→ PROBLEM REQUIREMENTS:
Output all of the entries exactly as written.

— BEGIN —

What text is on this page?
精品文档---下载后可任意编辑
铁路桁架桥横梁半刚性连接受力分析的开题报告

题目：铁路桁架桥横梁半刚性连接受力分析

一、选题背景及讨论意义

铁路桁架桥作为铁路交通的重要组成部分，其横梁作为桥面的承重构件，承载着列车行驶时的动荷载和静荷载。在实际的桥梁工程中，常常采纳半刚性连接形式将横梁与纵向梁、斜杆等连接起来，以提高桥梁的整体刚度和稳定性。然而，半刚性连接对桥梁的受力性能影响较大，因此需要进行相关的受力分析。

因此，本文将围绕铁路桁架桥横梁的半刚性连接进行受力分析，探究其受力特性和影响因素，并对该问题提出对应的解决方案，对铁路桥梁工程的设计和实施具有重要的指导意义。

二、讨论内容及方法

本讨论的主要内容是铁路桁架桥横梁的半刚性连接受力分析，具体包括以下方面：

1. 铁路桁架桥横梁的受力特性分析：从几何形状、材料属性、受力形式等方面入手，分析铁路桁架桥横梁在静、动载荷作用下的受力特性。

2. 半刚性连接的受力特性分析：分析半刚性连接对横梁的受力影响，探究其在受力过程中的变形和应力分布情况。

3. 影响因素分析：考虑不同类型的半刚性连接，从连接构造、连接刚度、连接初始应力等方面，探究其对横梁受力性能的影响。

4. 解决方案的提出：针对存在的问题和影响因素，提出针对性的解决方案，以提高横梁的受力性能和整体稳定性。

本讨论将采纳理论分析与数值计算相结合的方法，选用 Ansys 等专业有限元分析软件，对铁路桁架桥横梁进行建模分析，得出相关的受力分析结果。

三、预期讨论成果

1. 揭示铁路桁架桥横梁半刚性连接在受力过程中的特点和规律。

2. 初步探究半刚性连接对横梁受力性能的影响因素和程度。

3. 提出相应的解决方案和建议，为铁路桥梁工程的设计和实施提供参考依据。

— END —

→ EXERCISE ANSWER:
What text is on this page?
精品文档---下载后可任意编辑
铁路桁架桥横梁半刚性连接受力分析的开题报告

题目：铁路桁架桥横梁半刚性连接受力分析

一、选题背景及讨论意义

铁路桁架桥作为铁路交通的重要组成部分，其横梁作为桥面的承重构件，承载着列车行驶时的动荷载和静荷载。在实际的桥梁工程中，常常采纳半刚性连接形式将横梁与纵向梁、斜杆等连接起来，以提高桥梁的整体刚度和稳定性。然而，半刚性连接对桥梁的受力性能影响较大，因此需要进行相关的受力分析。

因此，本文将围绕铁路桁架桥横梁的半刚性连接进行受力分析，探究其受力特性和影响因素，并对该问题提出对应的解决方案，对铁路桥梁工程的设计和实施具有重要的指导意义。

二、讨论内容及方法

本讨论的主要内容是铁路桁架桥横梁的半刚性连接受力分析，具体包括以下方面：

1. 铁路桁架桥横梁的受力特性分析：从几何形状、材料属性、受力形式等方面入手，分析铁路桁架桥横梁在静、动载荷作用下的受力特性。

2. 半刚性连接的受力特性分析：分析半刚性连接对横梁的受力影响，探究其在受力过程中的变形和应力分布情况。

3. 影响因素分析：考虑不同类型的半刚性连接，从连接构造、连接刚度、连接初始应力等方面，探究其对横梁受力性能的影响。

4. 解决方案的提出：针对存在的问题和影响因素，提出针对性的解决方案，以提高横梁的受力性能和整体稳定性。

本讨论将采纳理论分析与数值计算相结合的方法，选用 Ansys 等专业有限元分析软件，对铁路桁架桥横梁进行建模分析，得出相关的受力分析结果。

三、预期讨论成果

1. 揭示铁路桁架桥横梁半刚性连接在受力过程中的特点和规律。

2. 初步探究半刚性连接对横梁受力性能的影响因素和程度。

3. 提出相应的解决方案和建议，为铁路桥梁工程的设计和实施提供参考依据。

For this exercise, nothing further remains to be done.